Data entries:
◆ ◆ ◆ ◆ ◆
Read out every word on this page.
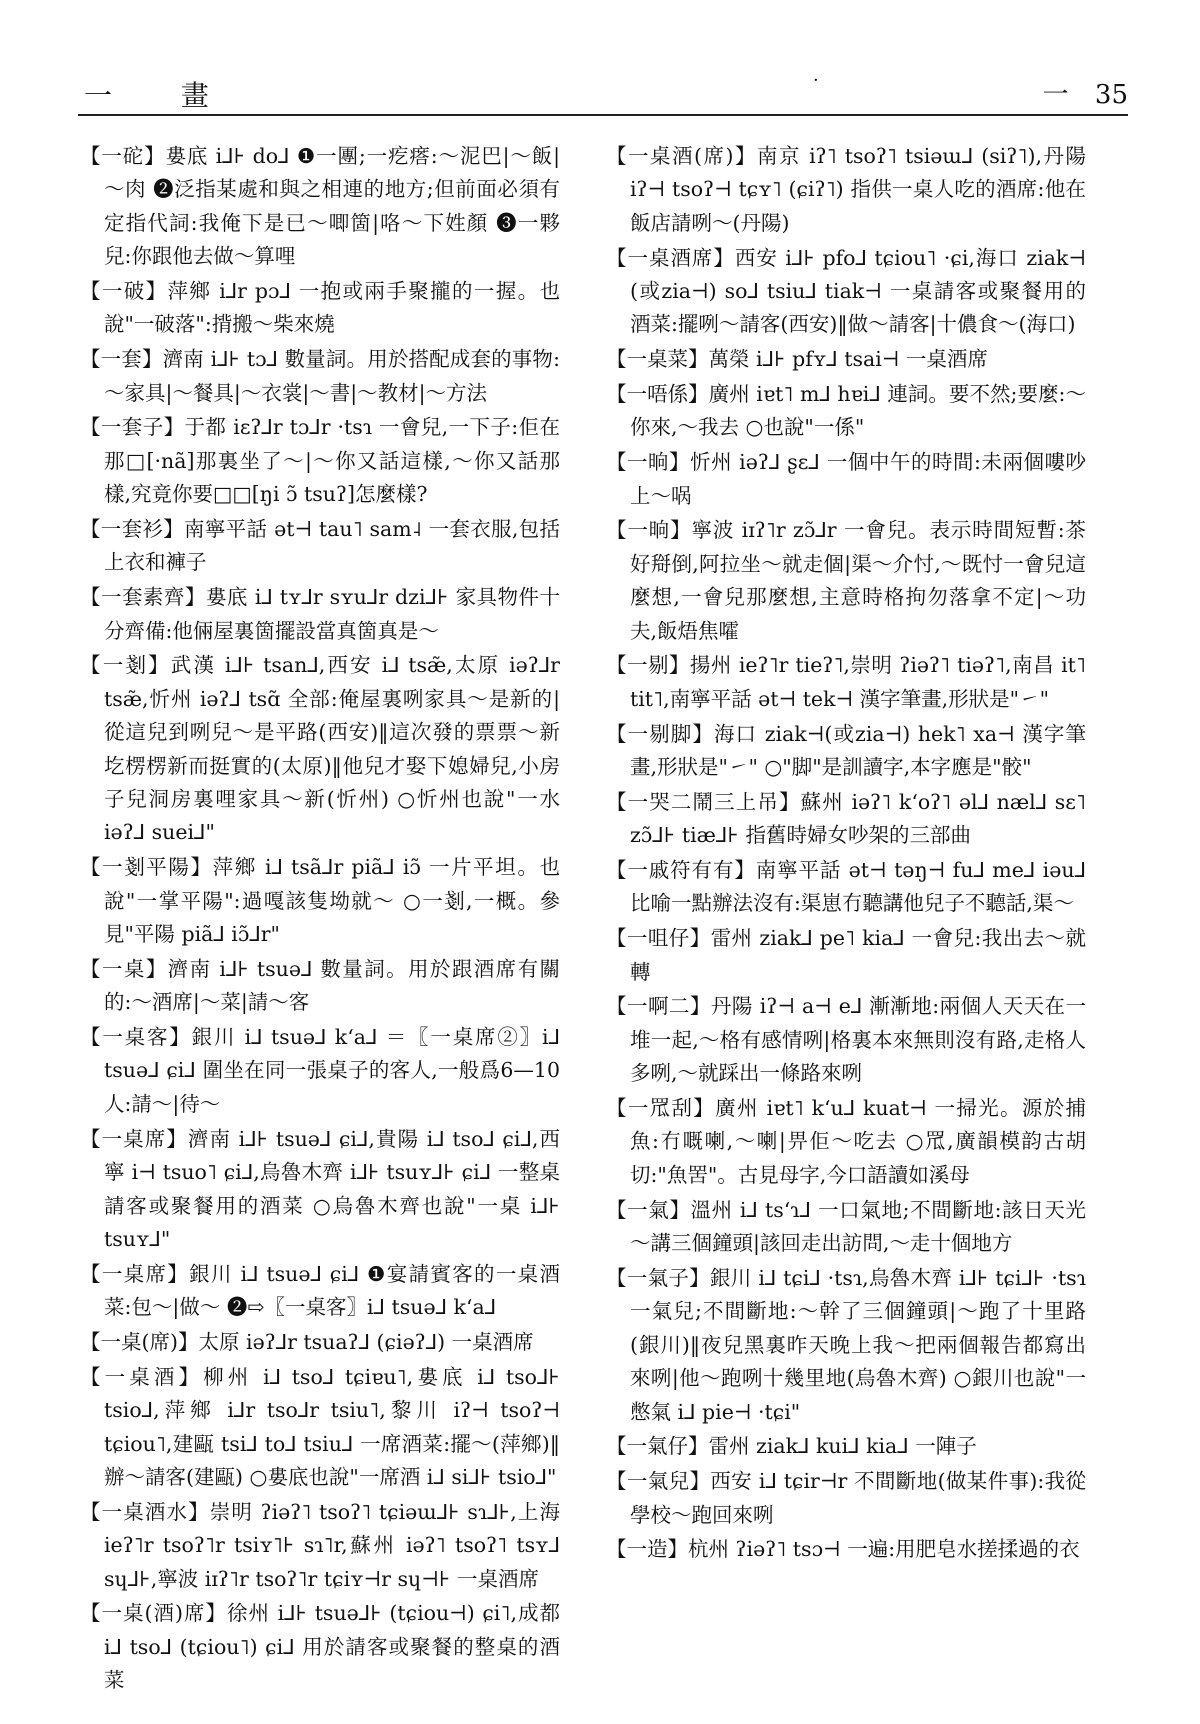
一 畫	·	一 35

【一砣】婁底 i⅃⊦ do⅃ ❶一團;一疙瘩:～泥巴|～飯|～肉 ❷泛指某處和與之相連的地方;但前面必須有定指代詞:我俺下是已～唧箇|咯～下姓顏 ❸一夥兒:你跟他去做～算哩

【一破】萍鄉 i⅃r pɔ⅃ 一抱或兩手聚攏的一握。也說"一破落":揹搬～柴來燒

【一套】濟南 i⅃⊦ tɔ⅃ 數量詞。用於搭配成套的事物:～家具|～餐具|～衣裳|～書|～教材|～方法

【一套子】于都 iɛʔ⅃r tɔ⅃r ·tsɿ 一會兒,一下子:佢在那□[·nã]那裏坐了～|～你又話這樣,～你又話那樣,究竟你要□□[ŋi ɔ̃ tsuʔ]怎麼樣?

【一套衫】南寧平話 ət⊣ tau˥ sam˨ 一套衣服,包括上衣和褲子

【一套素齊】婁底 i⅃ tʏ⅃r sʏu⅃r dzi⅃⊦ 家具物件十分齊備:他倆屋裏箇擺設當真箇真是～

【一剗】武漢 i⅃⊦ tsan⅃,西安 i⅃ tsæ̃,太原 iəʔ⅃r tsæ̃,忻州 iəʔ⅃ tsɑ̃ 全部:俺屋裏咧家具～是新的|從這兒到咧兒～是平路(西安)‖這次發的票票～新圪楞楞新而挺實的(太原)‖他兒才娶下媳婦兒,小房子兒洞房裏哩家具～新(忻州) ○忻州也說"一水 iəʔ⅃ suei⅃"

【一剗平陽】萍鄉 i⅃ tsã⅃r piã⅃ iɔ̃ 一片平坦。也說"一掌平陽":過嘎該隻坳就～ ○一剗,一概。參見"平陽 piã⅃ iɔ̃⅃r"

【一桌】濟南 i⅃⊦ tsuə⅃ 數量詞。用於跟酒席有關的:～酒席|～菜|請～客

【一桌客】銀川 i⅃ tsuə⅃ kʻa⅃ ＝〖一桌席②〗i⅃ tsuə⅃ ɕi⅃ 圍坐在同一張桌子的客人,一般爲6—10人:請～|待～

【一桌席】濟南 i⅃⊦ tsuə⅃ ɕi⅃,貴陽 i⅃ tso⅃ ɕi⅃,西寧 i⊣ tsuo˥ ɕi⅃,烏魯木齊 i⅃⊦ tsuʏ⅃⊦ ɕi⅃ 一整桌請客或聚餐用的酒菜 ○烏魯木齊也說"一桌 i⅃⊦ tsuʏ⅃"

【一桌席】銀川 i⅃ tsuə⅃ ɕi⅃ ❶宴請賓客的一桌酒菜:包～|做～ ❷⇨〖一桌客〗i⅃ tsuə⅃ kʻa⅃

【一桌(席)】太原 iəʔ⅃r tsuaʔ⅃ (ɕiəʔ⅃) 一桌酒席

【一桌酒】柳州 i⅃ tso⅃ tɕiɐu˥,婁底 i⅃ tso⅃⊦ tsio⅃,萍鄉 i⅃r tso⅃r tsiu˥,黎川 iʔ⊣ tsoʔ⊣ tɕiou˥,建甌 tsi⅃ to⅃ tsiu⅃ 一席酒菜:擺～(萍鄉)‖辦～請客(建甌) ○婁底也說"一席酒 i⅃ si⅃⊦ tsio⅃"

【一桌酒水】崇明 ʔiəʔ˥ tsoʔ˥ tɕiəɯ⅃⊦ sɿ⅃⊦,上海 ieʔ˥r tsoʔ˥r tsiʏ˥⊦ sɿ˥r,蘇州 iəʔ˥ tsoʔ˥ tsʏ⅃ sɥ⅃⊦,寧波 iɪʔ˥r tsoʔ˥r tɕiʏ⊣r sɥ⊣⊦ 一桌酒席

【一桌(酒)席】徐州 i⅃⊦ tsuə⅃⊦ (tɕiou⊣) ɕi˥,成都 i⅃ tso⅃ (tɕiou˥) ɕi⅃ 用於請客或聚餐的整桌的酒菜

【一桌酒(席)】南京 iʔ˥ tsoʔ˥ tsiəɯ⅃ (siʔ˥),丹陽 iʔ⊣ tsoʔ⊣ tɕʏ˥ (ɕiʔ˥) 指供一桌人吃的酒席:他在飯店請咧～(丹陽)

【一桌酒席】西安 i⅃⊦ pfo⅃ tɕiou˥ ·ɕi,海口 ziak⊣ (或zia⊣) so⅃ tsiu⅃ tiak⊣ 一桌請客或聚餐用的酒菜:擺咧～請客(西安)‖做～請客|十儂食～(海口)

【一桌菜】萬榮 i⅃⊦ pfʏ⅃ tsai⊣ 一桌酒席

【一唔係】廣州 iɐt˥ m⅃ hɐi⅃ 連詞。要不然;要麼:～你來,～我去 ○也說"一係"

【一晌】忻州 iəʔ⅃ ʂɛ⅃ 一個中午的時間:未兩個嘍吵上～㖞

【一晌】寧波 iɪʔ˥r zɔ̃⅃r 一會兒。表示時間短暫:茶好搿倒,阿拉坐～就走個|渠～介忖,～既忖一會兒這麼想,一會兒那麼想,主意時格拘勿落拿不定|～功夫,飯焐焦嚯

【一剔】揚州 ieʔ˥r tieʔ˥,崇明 ʔiəʔ˥ tiəʔ˥,南昌 it˥ tit˥,南寧平話 ət⊣ tek⊣ 漢字筆畫,形狀是"㇀"

【一剔脚】海口 ziak⊣(或zia⊣) hek˥ xa⊣ 漢字筆畫,形狀是"㇀" ○"脚"是訓讀字,本字應是"骹"

【一哭二鬧三上吊】蘇州 iəʔ˥ kʻoʔ˥ əl⅃ næl⅃ sɛ˥ zɔ̃⅃⊦ tiæ⅃⊦ 指舊時婦女吵架的三部曲

【一戚符有有】南寧平話 ət⊣ təŋ⊣ fu⅃ me⅃ iəu⅃ 比喻一點辦法沒有:渠崽冇聽講他兒子不聽話,渠～

【一咀仔】雷州 ziak⅃ pe˥ kia⅃ 一會兒:我出去～就轉

【一啊二】丹陽 iʔ⊣ a⊣ e⅃ 漸漸地:兩個人天天在一堆一起,～格有感情咧|格裏本來無則沒有路,走格人多咧,～就踩出一條路來咧

【一罛刮】廣州 iɐt˥ kʻu⅃ kuat⊣ 一掃光。源於捕魚:冇嘅喇,～喇|畀佢～吃去 ○罛,廣韻模韵古胡切:"魚罟"。古見母字,今口語讀如溪母

【一氣】溫州 i⅃ tsʻɿ⅃ 一口氣地;不間斷地:該日天光～講三個鐘頭|該回走出訪問,～走十個地方

【一氣子】銀川 i⅃ tɕi⅃ ·tsɿ,烏魯木齊 i⅃⊦ tɕi⅃⊦ ·tsɿ 一氣兒;不間斷地:～幹了三個鐘頭|～跑了十里路(銀川)‖夜兒黑裏昨天晚上我～把兩個報告都寫出來咧|他～跑咧十幾里地(烏魯木齊) ○銀川也說"一憋氣 i⅃ pie⊣ ·tɕi"

【一氣仔】雷州 ziak⅃ kui⅃ kia⅃ 一陣子

【一氣兒】西安 i⅃ tɕir⊣r 不間斷地(做某件事):我從學校～跑回來咧

【一造】杭州 ʔiəʔ˥ tsɔ⊣ 一遍:用肥皂水搓揉過的衣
◆ ◆ ◆ ◆ ◆
Images must not appear in the copy; reproduce everything else in the records verbatim.

Read out every word on this page.
一 畫	·	一 35

【一砣】婁底 i⅃⊦ do⅃ ❶一團;一疙瘩:～泥巴|～飯|～肉 ❷泛指某處和與之相連的地方;但前面必須有定指代詞:我俺下是已～唧箇|咯～下姓顏 ❸一夥兒:你跟他去做～算哩

【一破】萍鄉 i⅃r pɔ⅃ 一抱或兩手聚攏的一握。也說"一破落":揹搬～柴來燒

【一套】濟南 i⅃⊦ tɔ⅃ 數量詞。用於搭配成套的事物:～家具|～餐具|～衣裳|～書|～教材|～方法

【一套子】于都 iɛʔ⅃r tɔ⅃r ·tsɿ 一會兒,一下子:佢在那□[·nã]那裏坐了～|～你又話這樣,～你又話那樣,究竟你要□□[ŋi ɔ̃ tsuʔ]怎麼樣?

【一套衫】南寧平話 ət⊣ tau˥ sam˨ 一套衣服,包括上衣和褲子

【一套素齊】婁底 i⅃ tʏ⅃r sʏu⅃r dzi⅃⊦ 家具物件十分齊備:他倆屋裏箇擺設當真箇真是～

【一剗】武漢 i⅃⊦ tsan⅃,西安 i⅃ tsæ̃,太原 iəʔ⅃r tsæ̃,忻州 iəʔ⅃ tsɑ̃ 全部:俺屋裏咧家具～是新的|從這兒到咧兒～是平路(西安)‖這次發的票票～新圪楞楞新而挺實的(太原)‖他兒才娶下媳婦兒,小房子兒洞房裏哩家具～新(忻州) ○忻州也說"一水 iəʔ⅃ suei⅃"

【一剗平陽】萍鄉 i⅃ tsã⅃r piã⅃ iɔ̃ 一片平坦。也說"一掌平陽":過嘎該隻坳就～ ○一剗,一概。參見"平陽 piã⅃ iɔ̃⅃r"

【一桌】濟南 i⅃⊦ tsuə⅃ 數量詞。用於跟酒席有關的:～酒席|～菜|請～客

【一桌客】銀川 i⅃ tsuə⅃ kʻa⅃ ＝〖一桌席②〗i⅃ tsuə⅃ ɕi⅃ 圍坐在同一張桌子的客人,一般爲6—10人:請～|待～

【一桌席】濟南 i⅃⊦ tsuə⅃ ɕi⅃,貴陽 i⅃ tso⅃ ɕi⅃,西寧 i⊣ tsuo˥ ɕi⅃,烏魯木齊 i⅃⊦ tsuʏ⅃⊦ ɕi⅃ 一整桌請客或聚餐用的酒菜 ○烏魯木齊也說"一桌 i⅃⊦ tsuʏ⅃"

【一桌席】銀川 i⅃ tsuə⅃ ɕi⅃ ❶宴請賓客的一桌酒菜:包～|做～ ❷⇨〖一桌客〗i⅃ tsuə⅃ kʻa⅃

【一桌(席)】太原 iəʔ⅃r tsuaʔ⅃ (ɕiəʔ⅃) 一桌酒席

【一桌酒】柳州 i⅃ tso⅃ tɕiɐu˥,婁底 i⅃ tso⅃⊦ tsio⅃,萍鄉 i⅃r tso⅃r tsiu˥,黎川 iʔ⊣ tsoʔ⊣ tɕiou˥,建甌 tsi⅃ to⅃ tsiu⅃ 一席酒菜:擺～(萍鄉)‖辦～請客(建甌) ○婁底也說"一席酒 i⅃ si⅃⊦ tsio⅃"

【一桌酒水】崇明 ʔiəʔ˥ tsoʔ˥ tɕiəɯ⅃⊦ sɿ⅃⊦,上海 ieʔ˥r tsoʔ˥r tsiʏ˥⊦ sɿ˥r,蘇州 iəʔ˥ tsoʔ˥ tsʏ⅃ sɥ⅃⊦,寧波 iɪʔ˥r tsoʔ˥r tɕiʏ⊣r sɥ⊣⊦ 一桌酒席

【一桌(酒)席】徐州 i⅃⊦ tsuə⅃⊦ (tɕiou⊣) ɕi˥,成都 i⅃ tso⅃ (tɕiou˥) ɕi⅃ 用於請客或聚餐的整桌的酒菜

【一桌酒(席)】南京 iʔ˥ tsoʔ˥ tsiəɯ⅃ (siʔ˥),丹陽 iʔ⊣ tsoʔ⊣ tɕʏ˥ (ɕiʔ˥) 指供一桌人吃的酒席:他在飯店請咧～(丹陽)

【一桌酒席】西安 i⅃⊦ pfo⅃ tɕiou˥ ·ɕi,海口 ziak⊣ (或zia⊣) so⅃ tsiu⅃ tiak⊣ 一桌請客或聚餐用的酒菜:擺咧～請客(西安)‖做～請客|十儂食～(海口)

【一桌菜】萬榮 i⅃⊦ pfʏ⅃ tsai⊣ 一桌酒席

【一唔係】廣州 iɐt˥ m⅃ hɐi⅃ 連詞。要不然;要麼:～你來,～我去 ○也說"一係"

【一晌】忻州 iəʔ⅃ ʂɛ⅃ 一個中午的時間:未兩個嘍吵上～㖞

【一晌】寧波 iɪʔ˥r zɔ̃⅃r 一會兒。表示時間短暫:茶好搿倒,阿拉坐～就走個|渠～介忖,～既忖一會兒這麼想,一會兒那麼想,主意時格拘勿落拿不定|～功夫,飯焐焦嚯

【一剔】揚州 ieʔ˥r tieʔ˥,崇明 ʔiəʔ˥ tiəʔ˥,南昌 it˥ tit˥,南寧平話 ət⊣ tek⊣ 漢字筆畫,形狀是"㇀"

【一剔脚】海口 ziak⊣(或zia⊣) hek˥ xa⊣ 漢字筆畫,形狀是"㇀" ○"脚"是訓讀字,本字應是"骹"

【一哭二鬧三上吊】蘇州 iəʔ˥ kʻoʔ˥ əl⅃ næl⅃ sɛ˥ zɔ̃⅃⊦ tiæ⅃⊦ 指舊時婦女吵架的三部曲

【一戚符有有】南寧平話 ət⊣ təŋ⊣ fu⅃ me⅃ iəu⅃ 比喻一點辦法沒有:渠崽冇聽講他兒子不聽話,渠～

【一咀仔】雷州 ziak⅃ pe˥ kia⅃ 一會兒:我出去～就轉

【一啊二】丹陽 iʔ⊣ a⊣ e⅃ 漸漸地:兩個人天天在一堆一起,～格有感情咧|格裏本來無則沒有路,走格人多咧,～就踩出一條路來咧

【一罛刮】廣州 iɐt˥ kʻu⅃ kuat⊣ 一掃光。源於捕魚:冇嘅喇,～喇|畀佢～吃去 ○罛,廣韻模韵古胡切:"魚罟"。古見母字,今口語讀如溪母

【一氣】溫州 i⅃ tsʻɿ⅃ 一口氣地;不間斷地:該日天光～講三個鐘頭|該回走出訪問,～走十個地方

【一氣子】銀川 i⅃ tɕi⅃ ·tsɿ,烏魯木齊 i⅃⊦ tɕi⅃⊦ ·tsɿ 一氣兒;不間斷地:～幹了三個鐘頭|～跑了十里路(銀川)‖夜兒黑裏昨天晚上我～把兩個報告都寫出來咧|他～跑咧十幾里地(烏魯木齊) ○銀川也說"一憋氣 i⅃ pie⊣ ·tɕi"

【一氣仔】雷州 ziak⅃ kui⅃ kia⅃ 一陣子

【一氣兒】西安 i⅃ tɕir⊣r 不間斷地(做某件事):我從學校～跑回來咧

【一造】杭州 ʔiəʔ˥ tsɔ⊣ 一遍:用肥皂水搓揉過的衣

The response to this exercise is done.